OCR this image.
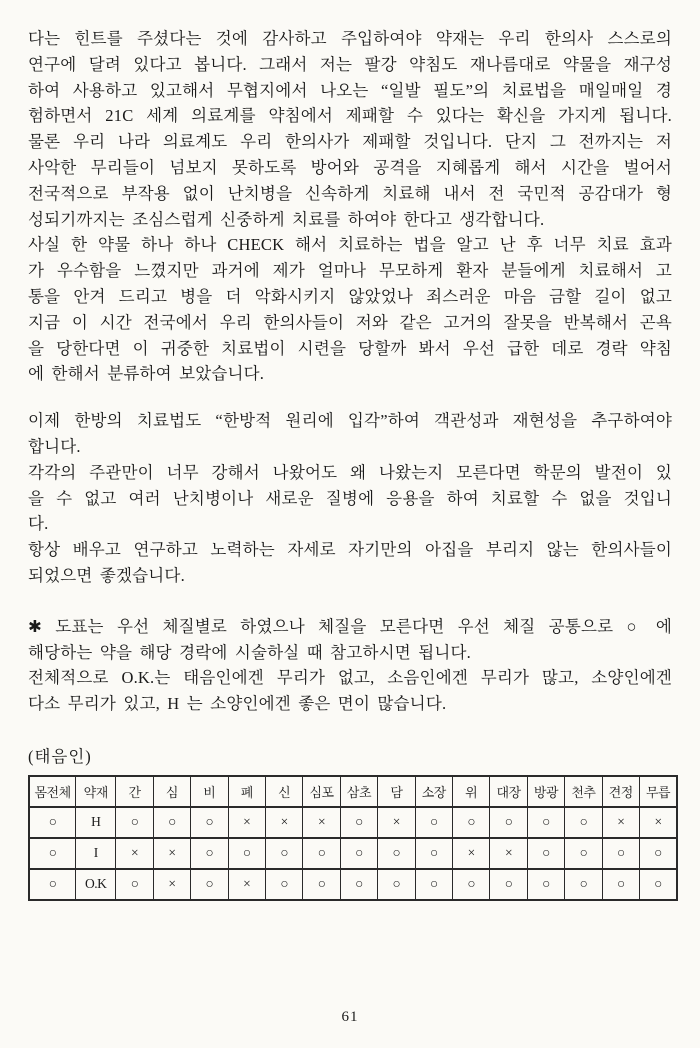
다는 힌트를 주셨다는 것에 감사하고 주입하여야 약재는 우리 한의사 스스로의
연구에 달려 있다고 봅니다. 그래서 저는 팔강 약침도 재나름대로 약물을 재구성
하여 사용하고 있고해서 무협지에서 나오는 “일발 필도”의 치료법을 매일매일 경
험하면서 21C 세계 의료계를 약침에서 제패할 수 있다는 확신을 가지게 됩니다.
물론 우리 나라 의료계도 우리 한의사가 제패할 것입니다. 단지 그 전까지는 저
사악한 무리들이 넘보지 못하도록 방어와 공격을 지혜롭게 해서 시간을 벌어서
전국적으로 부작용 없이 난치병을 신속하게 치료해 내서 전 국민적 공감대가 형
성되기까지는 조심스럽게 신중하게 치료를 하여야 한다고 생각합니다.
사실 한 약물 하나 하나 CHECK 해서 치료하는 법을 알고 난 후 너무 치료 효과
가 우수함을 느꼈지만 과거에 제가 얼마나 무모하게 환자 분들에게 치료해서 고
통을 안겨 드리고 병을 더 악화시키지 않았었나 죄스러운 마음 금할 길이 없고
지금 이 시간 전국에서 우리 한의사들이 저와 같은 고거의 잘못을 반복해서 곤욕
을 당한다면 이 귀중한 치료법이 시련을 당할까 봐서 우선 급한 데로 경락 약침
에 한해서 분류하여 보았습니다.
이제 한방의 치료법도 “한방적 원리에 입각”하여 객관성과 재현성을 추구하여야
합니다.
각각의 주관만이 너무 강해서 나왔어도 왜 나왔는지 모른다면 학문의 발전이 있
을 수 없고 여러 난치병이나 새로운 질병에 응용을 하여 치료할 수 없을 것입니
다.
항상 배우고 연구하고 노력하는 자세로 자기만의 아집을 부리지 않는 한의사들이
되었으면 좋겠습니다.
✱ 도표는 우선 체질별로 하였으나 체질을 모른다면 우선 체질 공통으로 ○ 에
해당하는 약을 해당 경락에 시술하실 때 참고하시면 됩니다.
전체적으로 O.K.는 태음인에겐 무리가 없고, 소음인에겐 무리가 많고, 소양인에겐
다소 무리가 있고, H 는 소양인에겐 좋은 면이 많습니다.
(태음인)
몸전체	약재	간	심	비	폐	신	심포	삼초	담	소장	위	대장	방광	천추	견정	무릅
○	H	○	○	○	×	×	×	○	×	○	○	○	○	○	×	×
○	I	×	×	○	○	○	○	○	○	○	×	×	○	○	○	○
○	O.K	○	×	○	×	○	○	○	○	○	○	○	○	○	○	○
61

---

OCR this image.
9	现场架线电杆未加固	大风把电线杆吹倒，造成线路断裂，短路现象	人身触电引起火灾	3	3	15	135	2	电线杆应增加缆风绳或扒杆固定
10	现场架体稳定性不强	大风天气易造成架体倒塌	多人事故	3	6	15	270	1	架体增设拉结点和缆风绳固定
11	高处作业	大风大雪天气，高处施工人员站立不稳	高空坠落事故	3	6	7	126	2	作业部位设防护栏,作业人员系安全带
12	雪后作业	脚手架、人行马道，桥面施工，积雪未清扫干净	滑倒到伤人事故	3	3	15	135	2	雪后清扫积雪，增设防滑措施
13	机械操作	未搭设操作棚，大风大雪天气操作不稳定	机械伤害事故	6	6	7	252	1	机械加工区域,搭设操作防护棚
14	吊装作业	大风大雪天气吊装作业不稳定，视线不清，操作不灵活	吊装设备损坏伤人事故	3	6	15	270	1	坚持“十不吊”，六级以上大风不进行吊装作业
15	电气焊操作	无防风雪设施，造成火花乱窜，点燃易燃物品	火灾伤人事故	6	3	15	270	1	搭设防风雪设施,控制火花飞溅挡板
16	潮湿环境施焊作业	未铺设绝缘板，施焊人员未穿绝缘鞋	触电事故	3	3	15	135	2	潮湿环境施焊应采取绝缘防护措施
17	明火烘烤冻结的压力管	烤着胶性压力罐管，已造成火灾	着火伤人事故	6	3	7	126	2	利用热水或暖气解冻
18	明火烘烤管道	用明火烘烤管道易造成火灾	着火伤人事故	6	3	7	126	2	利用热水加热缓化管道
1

---

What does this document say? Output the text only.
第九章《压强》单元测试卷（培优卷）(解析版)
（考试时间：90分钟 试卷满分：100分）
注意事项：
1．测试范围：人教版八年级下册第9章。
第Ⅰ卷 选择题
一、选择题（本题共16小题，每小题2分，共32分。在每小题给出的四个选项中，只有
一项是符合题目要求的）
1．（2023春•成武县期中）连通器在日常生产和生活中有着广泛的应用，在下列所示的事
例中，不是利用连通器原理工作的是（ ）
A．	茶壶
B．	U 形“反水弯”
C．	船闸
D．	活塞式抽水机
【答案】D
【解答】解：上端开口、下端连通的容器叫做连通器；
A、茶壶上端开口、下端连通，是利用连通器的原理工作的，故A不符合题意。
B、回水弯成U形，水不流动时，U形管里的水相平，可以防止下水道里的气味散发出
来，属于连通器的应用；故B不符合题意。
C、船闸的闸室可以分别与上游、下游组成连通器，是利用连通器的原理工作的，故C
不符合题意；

» What is asked
Go through the material above and copy each line that has the word "是利用连通器的原理工作的".

» Response
A、茶壶上端开口、下端连通，是利用连通器的原理工作的，故A不符合题意。
C、船闸的闸室可以分别与上游、下游组成连通器，是利用连通器的原理工作的，故C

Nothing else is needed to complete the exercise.